Directive
Copy every line that holds "имущества".

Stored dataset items
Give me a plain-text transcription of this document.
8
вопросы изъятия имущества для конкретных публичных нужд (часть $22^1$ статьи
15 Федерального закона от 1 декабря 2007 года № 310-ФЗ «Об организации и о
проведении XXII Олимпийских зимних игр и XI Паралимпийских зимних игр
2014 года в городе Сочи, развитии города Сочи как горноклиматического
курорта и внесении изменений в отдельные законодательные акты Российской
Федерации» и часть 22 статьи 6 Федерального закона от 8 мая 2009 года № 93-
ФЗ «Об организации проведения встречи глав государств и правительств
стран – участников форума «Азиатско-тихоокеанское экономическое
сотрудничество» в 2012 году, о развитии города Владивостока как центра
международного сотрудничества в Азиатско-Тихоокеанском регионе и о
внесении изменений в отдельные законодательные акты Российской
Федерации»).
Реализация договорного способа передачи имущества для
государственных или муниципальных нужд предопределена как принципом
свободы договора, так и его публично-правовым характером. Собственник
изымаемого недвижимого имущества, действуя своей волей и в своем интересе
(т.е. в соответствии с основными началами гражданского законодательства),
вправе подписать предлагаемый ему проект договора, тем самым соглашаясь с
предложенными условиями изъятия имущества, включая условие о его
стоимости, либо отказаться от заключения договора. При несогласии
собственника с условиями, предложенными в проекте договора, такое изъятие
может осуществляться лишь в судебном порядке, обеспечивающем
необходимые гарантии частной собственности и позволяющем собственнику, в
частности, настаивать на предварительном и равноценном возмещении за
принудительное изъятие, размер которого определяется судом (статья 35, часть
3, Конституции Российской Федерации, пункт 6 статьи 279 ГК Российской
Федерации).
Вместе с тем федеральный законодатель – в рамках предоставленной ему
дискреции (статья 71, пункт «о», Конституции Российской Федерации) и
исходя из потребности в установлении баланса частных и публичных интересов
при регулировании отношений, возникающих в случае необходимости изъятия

Exercise response
вопросы изъятия имущества для конкретных публичных нужд (часть $22^1$ статьи
Реализация договорного способа передачи имущества для
изымаемого недвижимого имущества, действуя своей волей и в своем интересе
предложенными условиями изъятия имущества, включая условие о его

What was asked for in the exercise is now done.